[Source text]:
** Start **

HUD No. 00-123 | |
Further Information: | For Release |
In the Washington, DC area: 202/708-0685 | 1 p.m. Friday |
Or contact your local HUD office | June 2, 2000 |
CUOMO AND TORRICELLI ANNOUNCE $5.5 MILLION
FOR CAMDEN HOUSING AUTHORITY
CAMDEN, NJ Housing and Urban Development Secretary Andrew Cuomo and Sen. Robert G. Torricelli of New Jersey today announced $5.5 million in grants to help the Camden Housing Authority modernize units and to fight drug abuse in public housing.
Cuomo, who visited the revitalized McGuire Gardens public housing development in Camden with Torricelli and Congressman Robert Andrews, said HUD will provide the Camden Housing Authority with $5 million to modernize public housing and a $511,000 Drug Elimination Grant.
"These are some of the essential programs that will be cut right here in Camden if the House of Representatives goes through with its proposed $2 billion in cuts to HUDs fiscal 2001 budget," Cuomo said. HUD estimates that cuts approved by a House subcommittee would provide Camden with nearly $1.7 million less and New Jersey with $64.5 million less in HUD funding than President Clinton requested for next year.

** End **

[Dataset entries]:

** Start **

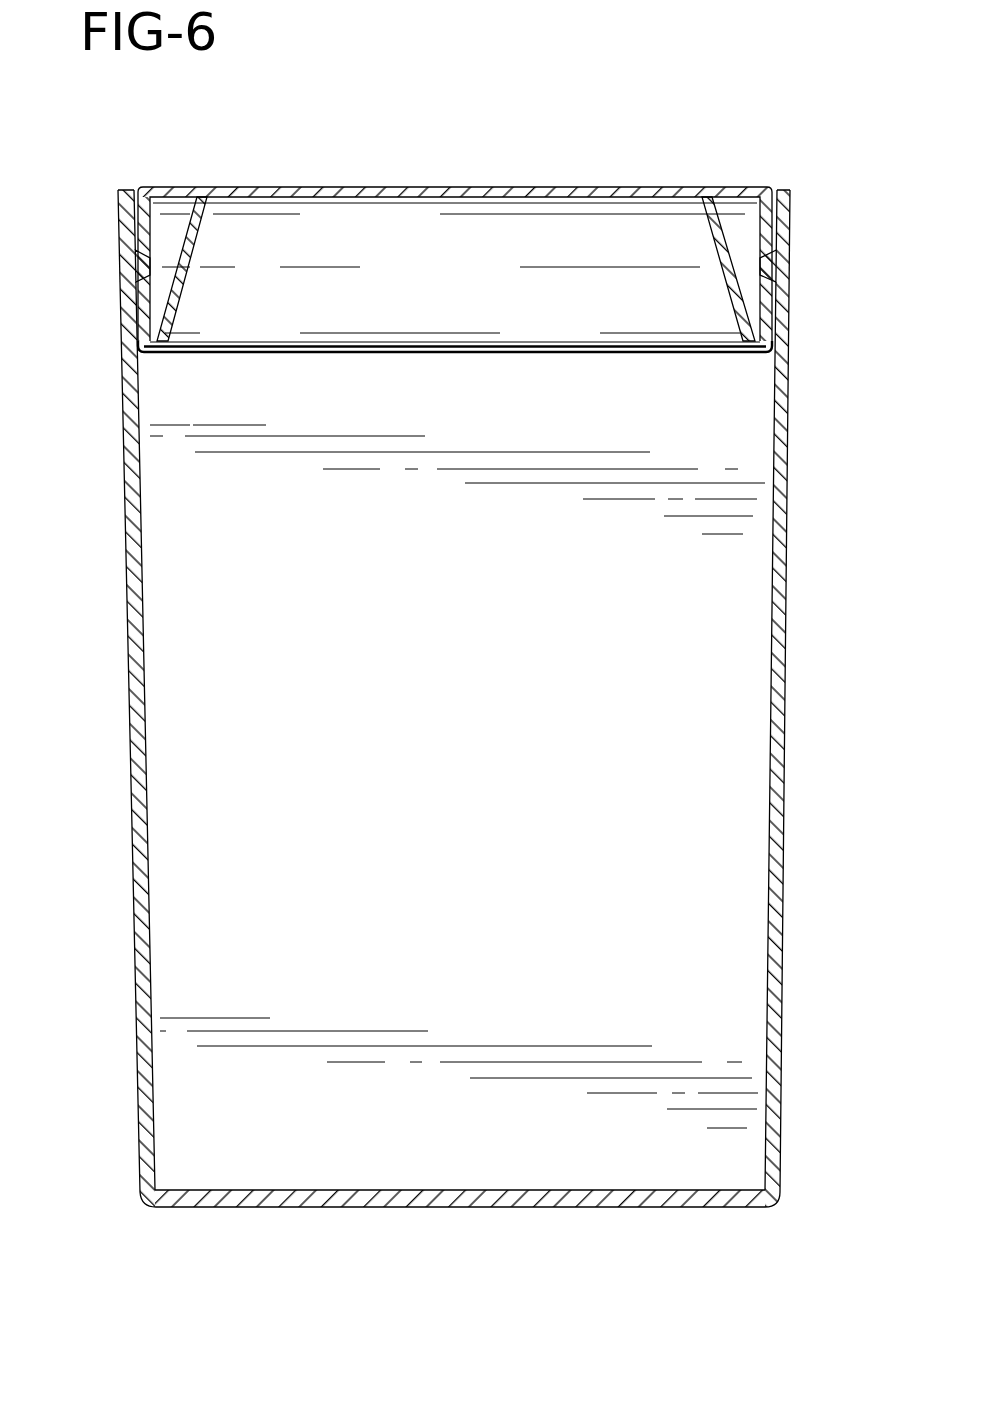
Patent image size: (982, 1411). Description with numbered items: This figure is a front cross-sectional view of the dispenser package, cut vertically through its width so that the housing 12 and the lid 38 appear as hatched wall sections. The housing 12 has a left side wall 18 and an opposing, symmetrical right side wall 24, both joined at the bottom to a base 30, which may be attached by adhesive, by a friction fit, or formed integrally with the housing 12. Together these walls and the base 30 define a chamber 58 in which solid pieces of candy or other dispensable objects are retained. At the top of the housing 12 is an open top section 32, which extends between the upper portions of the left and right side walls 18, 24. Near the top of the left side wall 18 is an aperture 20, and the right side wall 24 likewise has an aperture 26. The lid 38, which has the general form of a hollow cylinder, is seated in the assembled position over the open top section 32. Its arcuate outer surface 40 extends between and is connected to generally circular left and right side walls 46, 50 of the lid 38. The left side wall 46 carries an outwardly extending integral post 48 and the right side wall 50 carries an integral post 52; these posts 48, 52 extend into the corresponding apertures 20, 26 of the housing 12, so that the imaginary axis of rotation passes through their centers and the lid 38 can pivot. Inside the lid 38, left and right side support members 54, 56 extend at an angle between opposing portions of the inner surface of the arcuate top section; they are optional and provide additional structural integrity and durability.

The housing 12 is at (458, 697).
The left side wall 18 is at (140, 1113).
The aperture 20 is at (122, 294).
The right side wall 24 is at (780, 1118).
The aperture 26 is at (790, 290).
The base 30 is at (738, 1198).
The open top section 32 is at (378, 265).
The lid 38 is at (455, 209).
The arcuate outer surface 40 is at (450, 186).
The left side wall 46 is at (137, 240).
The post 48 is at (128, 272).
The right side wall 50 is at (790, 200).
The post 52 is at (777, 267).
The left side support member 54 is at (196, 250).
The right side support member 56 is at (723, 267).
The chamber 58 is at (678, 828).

** End **
** Start **

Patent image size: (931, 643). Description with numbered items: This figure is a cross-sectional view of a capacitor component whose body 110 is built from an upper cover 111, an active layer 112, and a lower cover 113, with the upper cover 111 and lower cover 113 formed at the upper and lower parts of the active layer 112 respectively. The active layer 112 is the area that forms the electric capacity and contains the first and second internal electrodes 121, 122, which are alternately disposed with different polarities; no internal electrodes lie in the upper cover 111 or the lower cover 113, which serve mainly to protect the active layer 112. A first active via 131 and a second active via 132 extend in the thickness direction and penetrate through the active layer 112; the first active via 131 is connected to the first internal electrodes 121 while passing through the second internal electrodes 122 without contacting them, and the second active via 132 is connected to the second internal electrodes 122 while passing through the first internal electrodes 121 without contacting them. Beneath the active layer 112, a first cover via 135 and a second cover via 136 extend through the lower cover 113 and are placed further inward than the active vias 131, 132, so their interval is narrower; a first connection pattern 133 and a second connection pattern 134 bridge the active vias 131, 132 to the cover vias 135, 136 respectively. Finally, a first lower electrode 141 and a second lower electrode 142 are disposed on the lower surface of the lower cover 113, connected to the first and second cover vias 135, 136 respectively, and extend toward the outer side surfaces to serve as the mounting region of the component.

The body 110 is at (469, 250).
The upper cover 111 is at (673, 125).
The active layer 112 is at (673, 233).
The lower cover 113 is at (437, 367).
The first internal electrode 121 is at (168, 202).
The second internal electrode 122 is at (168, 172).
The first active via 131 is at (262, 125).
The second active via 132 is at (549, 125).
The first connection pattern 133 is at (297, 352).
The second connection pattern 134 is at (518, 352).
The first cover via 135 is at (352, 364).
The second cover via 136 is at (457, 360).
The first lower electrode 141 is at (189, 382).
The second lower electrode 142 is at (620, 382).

** End **

Continue the HUD press release on the Camden Housing Authority grants, starting after its final sentence. The lines in both blocks come from a different source than the press release.

[The output]:
"These HUD funds will address pressing needs in Camden by providing affordable housing and helping to keep drugs out of the community," Torricelli said. "Cutting funds for important HUD programs like this will hurt families in need and will hurt communities across New Jersey and across the nation."
At McGuire Gardens, Cuomo and Torricelli saw what will be the first of 253 units revitalized or newly constructed at the development under HUDS HOPE VI program to transform public housing. The units will be ready for occupancy later this year.
HUD has provided $42.2 million in HOPE VI funds to demolish 132 deteriorated apartments at McGuire Gardens and has rehabilitated 178 apartments and built 75 new units.
The new units will include row homes with one to four bedrooms. All have street frontage, on-street parking, patios, green spaces and recreation aligned in clusters behind the buildings bordered by attractive garden walls.
All of the units at McGuire Gardens will continue to be public housing upon completion of the project. The Camden Housing Authority will continue to own the units, but has the option of having them privately managed.
Under the Clinton Administration, HUD is carrying
out the most dramatic transformation of public housing since the program
was created in 1937 by President Franklin D. Roosevelt. The HOPE VI program
was created in 1992 as a direct result of the National Commission on Severely
Distressed Public Housing report that found nearly 100,000 units of "severely
distressed" public housing.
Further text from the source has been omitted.